Your task
In the data below, find every line that has the string "value", and copy it.

Dataset
# # # #

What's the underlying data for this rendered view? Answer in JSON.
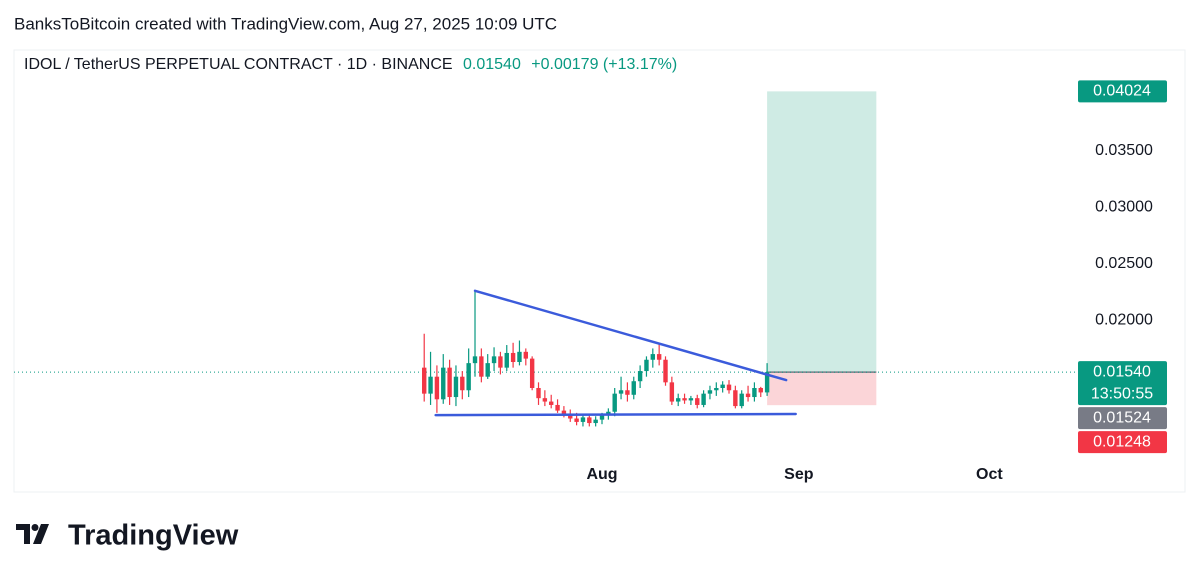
{
  "header": {
    "attribution": "BanksToBitcoin created with TradingView.com, Aug 27, 2025 10:09 UTC",
    "symbol": "IDOL / TetherUS PERPETUAL CONTRACT · 1D · BINANCE",
    "last": "0.01540",
    "change": "+0.00179 (+13.17%)"
  },
  "chart_data": {
    "type": "candlestick",
    "x": [
      0,
      1,
      2,
      3,
      4,
      5,
      6,
      7,
      8,
      9,
      10,
      11,
      12,
      13,
      14,
      15,
      16,
      17,
      18,
      19,
      20,
      21,
      22,
      23,
      24,
      25,
      26,
      27,
      28,
      29,
      30,
      31,
      32,
      33,
      34,
      35,
      36,
      37,
      38,
      39,
      40,
      41,
      42,
      43,
      44,
      45,
      46,
      47,
      48,
      49,
      50,
      51,
      52,
      53,
      54
    ],
    "open": [
      0.0158,
      0.0135,
      0.015,
      0.013,
      0.0158,
      0.0132,
      0.015,
      0.0138,
      0.0162,
      0.0168,
      0.015,
      0.0162,
      0.0168,
      0.0158,
      0.0171,
      0.0163,
      0.0172,
      0.0166,
      0.014,
      0.0131,
      0.0128,
      0.0125,
      0.012,
      0.0117,
      0.0113,
      0.011,
      0.0114,
      0.0109,
      0.0112,
      0.0116,
      0.0119,
      0.0135,
      0.0138,
      0.0134,
      0.0146,
      0.0155,
      0.0165,
      0.017,
      0.0165,
      0.0145,
      0.0128,
      0.0131,
      0.0129,
      0.0131,
      0.0125,
      0.0135,
      0.0138,
      0.014,
      0.0143,
      0.0138,
      0.0124,
      0.0135,
      0.0132,
      0.014,
      0.01361
    ],
    "high": [
      0.0188,
      0.0172,
      0.016,
      0.017,
      0.0165,
      0.016,
      0.0155,
      0.0175,
      0.0226,
      0.0175,
      0.017,
      0.0176,
      0.0172,
      0.0178,
      0.018,
      0.0182,
      0.0175,
      0.0168,
      0.0145,
      0.0138,
      0.0134,
      0.013,
      0.0124,
      0.0121,
      0.0118,
      0.0116,
      0.0117,
      0.0115,
      0.0118,
      0.0122,
      0.014,
      0.015,
      0.0145,
      0.015,
      0.016,
      0.0168,
      0.0175,
      0.018,
      0.0168,
      0.015,
      0.0135,
      0.0135,
      0.0133,
      0.0134,
      0.0138,
      0.0142,
      0.0145,
      0.0146,
      0.0147,
      0.0142,
      0.0138,
      0.0142,
      0.0145,
      0.0141,
      0.0162
    ],
    "low": [
      0.0128,
      0.0125,
      0.0118,
      0.0126,
      0.0125,
      0.0124,
      0.013,
      0.0132,
      0.015,
      0.0145,
      0.0148,
      0.0155,
      0.0152,
      0.0155,
      0.0158,
      0.016,
      0.016,
      0.0138,
      0.0125,
      0.0124,
      0.0122,
      0.0118,
      0.0114,
      0.011,
      0.0107,
      0.0106,
      0.0106,
      0.0106,
      0.0108,
      0.0112,
      0.0115,
      0.013,
      0.0128,
      0.013,
      0.014,
      0.015,
      0.0158,
      0.016,
      0.0142,
      0.0125,
      0.0124,
      0.0126,
      0.0125,
      0.0122,
      0.0123,
      0.013,
      0.0133,
      0.0136,
      0.0135,
      0.0122,
      0.0122,
      0.0128,
      0.0128,
      0.0132,
      0.0133
    ],
    "close": [
      0.0135,
      0.015,
      0.013,
      0.0158,
      0.0132,
      0.015,
      0.0138,
      0.0162,
      0.0168,
      0.015,
      0.0162,
      0.0168,
      0.0158,
      0.0171,
      0.0163,
      0.0172,
      0.0166,
      0.014,
      0.0131,
      0.0128,
      0.0125,
      0.012,
      0.0117,
      0.0113,
      0.011,
      0.0114,
      0.0109,
      0.0112,
      0.0116,
      0.0119,
      0.0135,
      0.0138,
      0.0134,
      0.0146,
      0.0155,
      0.0165,
      0.017,
      0.0165,
      0.0145,
      0.0128,
      0.0131,
      0.0129,
      0.0131,
      0.0125,
      0.0135,
      0.0138,
      0.014,
      0.0143,
      0.0138,
      0.0124,
      0.0135,
      0.0132,
      0.014,
      0.01361,
      0.0154
    ],
    "up_color": "#089981",
    "down_color": "#f23645",
    "xlim": [
      -64.6,
      101.7
    ],
    "xticks": [
      {
        "value": 28,
        "label": "Aug"
      },
      {
        "value": 59,
        "label": "Sep"
      },
      {
        "value": 89,
        "label": "Oct"
      }
    ],
    "ylim": [
      0.0048,
      0.0439
    ],
    "yticks": [
      {
        "value": 0.035,
        "label": "0.03500"
      },
      {
        "value": 0.03,
        "label": "0.03000"
      },
      {
        "value": 0.025,
        "label": "0.02500"
      },
      {
        "value": 0.02,
        "label": "0.02000"
      }
    ],
    "last_price": {
      "value": 0.0154,
      "label": "0.01540",
      "color": "#089981"
    },
    "countdown": "13:50:55",
    "price_labels": [
      {
        "value": 0.04024,
        "label": "0.04024",
        "color": "#089981"
      },
      {
        "value": 0.01524,
        "label": "0.01524",
        "color": "#787b86"
      },
      {
        "value": 0.01248,
        "label": "0.01248",
        "color": "#f23645"
      }
    ],
    "position": {
      "entry": 0.0154,
      "target": 0.04024,
      "stop": 0.01248,
      "x": [
        54,
        71.2
      ],
      "profit_color": "#cfebe4",
      "loss_color": "#fbd5d8"
    },
    "trendlines": [
      {
        "color": "#3b5bdb",
        "x": [
          8,
          57
        ],
        "y": [
          0.0226,
          0.0147
        ]
      },
      {
        "color": "#3b5bdb",
        "x": [
          1.8,
          58.5
        ],
        "y": [
          0.0116,
          0.0117
        ]
      }
    ]
  },
  "footer": {
    "logo": "TradingView"
  }
}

# # # #

Exercise response
        "value": 28,
        "value": 59,
        "value": 89,
        "value": 0.035,
        "value": 0.03,
        "value": 0.025,
        "value": 0.02,
      "value": 0.0154,
        "value": 0.04024,
        "value": 0.01524,
        "value": 0.01248,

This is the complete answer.